* GOAL OF THE EXERCISE
The answer is one number: how many lines hold the string "this".

** Begin PROVIDED RECORDS **

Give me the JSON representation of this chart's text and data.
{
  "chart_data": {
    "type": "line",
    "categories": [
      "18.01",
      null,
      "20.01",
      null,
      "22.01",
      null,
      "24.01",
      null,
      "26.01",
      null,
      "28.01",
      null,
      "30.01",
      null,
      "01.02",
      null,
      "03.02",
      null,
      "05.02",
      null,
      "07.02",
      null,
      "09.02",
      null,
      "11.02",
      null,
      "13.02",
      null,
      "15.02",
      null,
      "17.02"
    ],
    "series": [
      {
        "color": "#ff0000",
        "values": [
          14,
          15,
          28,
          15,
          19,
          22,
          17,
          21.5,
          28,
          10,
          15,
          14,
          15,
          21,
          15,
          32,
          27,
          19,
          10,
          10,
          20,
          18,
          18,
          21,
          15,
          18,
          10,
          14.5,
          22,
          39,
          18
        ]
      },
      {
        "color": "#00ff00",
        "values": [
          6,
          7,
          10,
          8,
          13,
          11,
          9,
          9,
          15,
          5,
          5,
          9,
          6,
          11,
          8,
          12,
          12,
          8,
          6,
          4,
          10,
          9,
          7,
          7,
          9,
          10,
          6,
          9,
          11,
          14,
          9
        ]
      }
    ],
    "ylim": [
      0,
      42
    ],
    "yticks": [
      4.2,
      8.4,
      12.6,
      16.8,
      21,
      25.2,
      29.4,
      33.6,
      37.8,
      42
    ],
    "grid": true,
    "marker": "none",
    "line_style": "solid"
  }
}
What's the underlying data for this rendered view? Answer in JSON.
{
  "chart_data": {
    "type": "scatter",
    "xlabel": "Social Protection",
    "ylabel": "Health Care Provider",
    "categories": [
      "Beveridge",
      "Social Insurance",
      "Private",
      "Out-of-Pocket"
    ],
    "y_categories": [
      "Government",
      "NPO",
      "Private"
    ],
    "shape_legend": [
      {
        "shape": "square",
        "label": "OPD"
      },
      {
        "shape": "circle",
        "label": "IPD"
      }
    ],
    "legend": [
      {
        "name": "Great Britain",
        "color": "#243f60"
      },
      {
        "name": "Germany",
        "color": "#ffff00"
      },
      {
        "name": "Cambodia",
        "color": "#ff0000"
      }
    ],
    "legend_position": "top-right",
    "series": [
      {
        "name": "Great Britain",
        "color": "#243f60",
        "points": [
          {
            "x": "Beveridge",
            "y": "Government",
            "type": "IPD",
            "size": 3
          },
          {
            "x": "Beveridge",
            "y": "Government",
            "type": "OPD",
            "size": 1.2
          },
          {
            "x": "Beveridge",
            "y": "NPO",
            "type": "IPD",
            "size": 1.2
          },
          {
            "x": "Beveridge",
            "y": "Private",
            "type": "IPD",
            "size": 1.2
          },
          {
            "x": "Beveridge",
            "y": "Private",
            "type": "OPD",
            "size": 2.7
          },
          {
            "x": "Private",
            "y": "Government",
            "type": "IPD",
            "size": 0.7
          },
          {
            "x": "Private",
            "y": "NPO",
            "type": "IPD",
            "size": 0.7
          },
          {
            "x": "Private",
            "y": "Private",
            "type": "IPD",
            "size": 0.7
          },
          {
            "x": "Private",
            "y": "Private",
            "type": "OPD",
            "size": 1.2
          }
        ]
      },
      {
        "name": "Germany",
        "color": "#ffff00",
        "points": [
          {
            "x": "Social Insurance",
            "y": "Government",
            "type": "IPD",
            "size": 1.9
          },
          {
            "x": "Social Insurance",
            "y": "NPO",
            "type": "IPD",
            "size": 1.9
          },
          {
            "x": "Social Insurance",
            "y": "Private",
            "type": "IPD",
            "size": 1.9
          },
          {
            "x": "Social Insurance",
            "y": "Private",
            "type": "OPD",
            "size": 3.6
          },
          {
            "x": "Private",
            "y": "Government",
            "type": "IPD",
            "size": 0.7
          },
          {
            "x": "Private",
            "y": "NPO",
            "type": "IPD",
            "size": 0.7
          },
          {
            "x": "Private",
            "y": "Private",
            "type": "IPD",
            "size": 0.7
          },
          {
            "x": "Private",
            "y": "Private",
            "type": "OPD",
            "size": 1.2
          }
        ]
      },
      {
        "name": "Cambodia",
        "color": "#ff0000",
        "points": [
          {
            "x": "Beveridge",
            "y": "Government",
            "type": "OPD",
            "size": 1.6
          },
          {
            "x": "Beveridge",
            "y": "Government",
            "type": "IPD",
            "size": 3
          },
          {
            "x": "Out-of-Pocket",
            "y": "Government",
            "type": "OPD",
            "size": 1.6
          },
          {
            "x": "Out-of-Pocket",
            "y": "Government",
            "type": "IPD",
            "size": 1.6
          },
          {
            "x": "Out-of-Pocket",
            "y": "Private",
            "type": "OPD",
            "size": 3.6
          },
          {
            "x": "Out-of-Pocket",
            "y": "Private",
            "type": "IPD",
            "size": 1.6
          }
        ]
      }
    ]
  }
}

** End PROVIDED RECORDS **

* RIGHT ANSWER
2